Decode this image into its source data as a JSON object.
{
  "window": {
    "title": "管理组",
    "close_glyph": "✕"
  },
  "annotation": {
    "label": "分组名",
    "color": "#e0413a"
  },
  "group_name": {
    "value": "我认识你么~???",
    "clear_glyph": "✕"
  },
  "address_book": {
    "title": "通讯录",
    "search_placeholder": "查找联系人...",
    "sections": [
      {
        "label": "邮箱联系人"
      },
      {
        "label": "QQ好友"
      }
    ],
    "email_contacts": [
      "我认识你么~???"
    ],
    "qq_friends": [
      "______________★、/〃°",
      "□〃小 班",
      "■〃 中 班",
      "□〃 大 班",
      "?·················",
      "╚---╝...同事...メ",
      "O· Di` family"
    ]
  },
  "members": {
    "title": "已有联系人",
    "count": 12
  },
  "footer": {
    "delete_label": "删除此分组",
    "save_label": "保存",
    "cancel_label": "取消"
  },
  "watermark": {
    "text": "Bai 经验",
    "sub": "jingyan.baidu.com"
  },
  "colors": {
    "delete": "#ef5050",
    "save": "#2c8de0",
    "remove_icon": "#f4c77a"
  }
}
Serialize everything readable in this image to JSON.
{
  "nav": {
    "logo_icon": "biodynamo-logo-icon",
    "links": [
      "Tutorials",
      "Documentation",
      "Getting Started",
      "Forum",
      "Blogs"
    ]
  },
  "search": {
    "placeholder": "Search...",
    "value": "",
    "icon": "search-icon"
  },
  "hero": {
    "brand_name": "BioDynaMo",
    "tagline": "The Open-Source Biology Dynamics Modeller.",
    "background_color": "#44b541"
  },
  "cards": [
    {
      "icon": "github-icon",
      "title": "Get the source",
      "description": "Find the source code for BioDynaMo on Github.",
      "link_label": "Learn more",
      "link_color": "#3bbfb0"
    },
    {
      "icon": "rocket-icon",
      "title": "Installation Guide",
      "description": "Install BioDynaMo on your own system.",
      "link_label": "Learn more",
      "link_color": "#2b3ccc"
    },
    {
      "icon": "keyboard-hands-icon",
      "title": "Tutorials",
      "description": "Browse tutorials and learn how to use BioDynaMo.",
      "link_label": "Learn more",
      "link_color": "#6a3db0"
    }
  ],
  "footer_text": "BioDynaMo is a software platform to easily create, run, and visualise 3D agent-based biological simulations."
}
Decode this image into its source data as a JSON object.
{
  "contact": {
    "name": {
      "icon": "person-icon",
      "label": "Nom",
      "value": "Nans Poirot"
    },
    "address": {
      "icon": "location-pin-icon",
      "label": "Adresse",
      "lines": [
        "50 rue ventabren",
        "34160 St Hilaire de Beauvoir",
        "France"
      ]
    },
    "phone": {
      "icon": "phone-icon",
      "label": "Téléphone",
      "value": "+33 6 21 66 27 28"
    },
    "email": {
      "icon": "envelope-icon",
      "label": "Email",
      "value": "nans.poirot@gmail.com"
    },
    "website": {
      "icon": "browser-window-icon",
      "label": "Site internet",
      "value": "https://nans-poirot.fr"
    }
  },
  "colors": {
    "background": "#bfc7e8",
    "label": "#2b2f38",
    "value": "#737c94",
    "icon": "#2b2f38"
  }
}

Goal:
Repeat the material from above exactly, word for word.

Full answer:
Decode this image into its source data as a JSON object.
{
  "window": {
    "title": "管理组",
    "close_glyph": "✕"
  },
  "annotation": {
    "label": "分组名",
    "color": "#e0413a"
  },
  "group_name": {
    "value": "我认识你么~???",
    "clear_glyph": "✕"
  },
  "address_book": {
    "title": "通讯录",
    "search_placeholder": "查找联系人...",
    "sections": [
      {
        "label": "邮箱联系人"
      },
      {
        "label": "QQ好友"
      }
    ],
    "email_contacts": [
      "我认识你么~???"
    ],
    "qq_friends": [
      "______________★、/〃°",
      "□〃小 班",
      "■〃 中 班",
      "□〃 大 班",
      "?·················",
      "╚---╝...同事...メ",
      "O· Di` family"
    ]
  },
  "members": {
    "title": "已有联系人",
    "count": 12
  },
  "footer": {
    "delete_label": "删除此分组",
    "save_label": "保存",
    "cancel_label": "取消"
  },
  "watermark": {
    "text": "Bai 经验",
    "sub": "jingyan.baidu.com"
  },
  "colors": {
    "delete": "#ef5050",
    "save": "#2c8de0",
    "remove_icon": "#f4c77a"
  }
}
Serialize everything readable in this image to JSON.
{
  "nav": {
    "logo_icon": "biodynamo-logo-icon",
    "links": [
      "Tutorials",
      "Documentation",
      "Getting Started",
      "Forum",
      "Blogs"
    ]
  },
  "search": {
    "placeholder": "Search...",
    "value": "",
    "icon": "search-icon"
  },
  "hero": {
    "brand_name": "BioDynaMo",
    "tagline": "The Open-Source Biology Dynamics Modeller.",
    "background_color": "#44b541"
  },
  "cards": [
    {
      "icon": "github-icon",
      "title": "Get the source",
      "description": "Find the source code for BioDynaMo on Github.",
      "link_label": "Learn more",
      "link_color": "#3bbfb0"
    },
    {
      "icon": "rocket-icon",
      "title": "Installation Guide",
      "description": "Install BioDynaMo on your own system.",
      "link_label": "Learn more",
      "link_color": "#2b3ccc"
    },
    {
      "icon": "keyboard-hands-icon",
      "title": "Tutorials",
      "description": "Browse tutorials and learn how to use BioDynaMo.",
      "link_label": "Learn more",
      "link_color": "#6a3db0"
    }
  ],
  "footer_text": "BioDynaMo is a software platform to easily create, run, and visualise 3D agent-based biological simulations."
}
Decode this image into its source data as a JSON object.
{
  "contact": {
    "name": {
      "icon": "person-icon",
      "label": "Nom",
      "value": "Nans Poirot"
    },
    "address": {
      "icon": "location-pin-icon",
      "label": "Adresse",
      "lines": [
        "50 rue ventabren",
        "34160 St Hilaire de Beauvoir",
        "France"
      ]
    },
    "phone": {
      "icon": "phone-icon",
      "label": "Téléphone",
      "value": "+33 6 21 66 27 28"
    },
    "email": {
      "icon": "envelope-icon",
      "label": "Email",
      "value": "nans.poirot@gmail.com"
    },
    "website": {
      "icon": "browser-window-icon",
      "label": "Site internet",
      "value": "https://nans-poirot.fr"
    }
  },
  "colors": {
    "background": "#bfc7e8",
    "label": "#2b2f38",
    "value": "#737c94",
    "icon": "#2b2f38"
  }
}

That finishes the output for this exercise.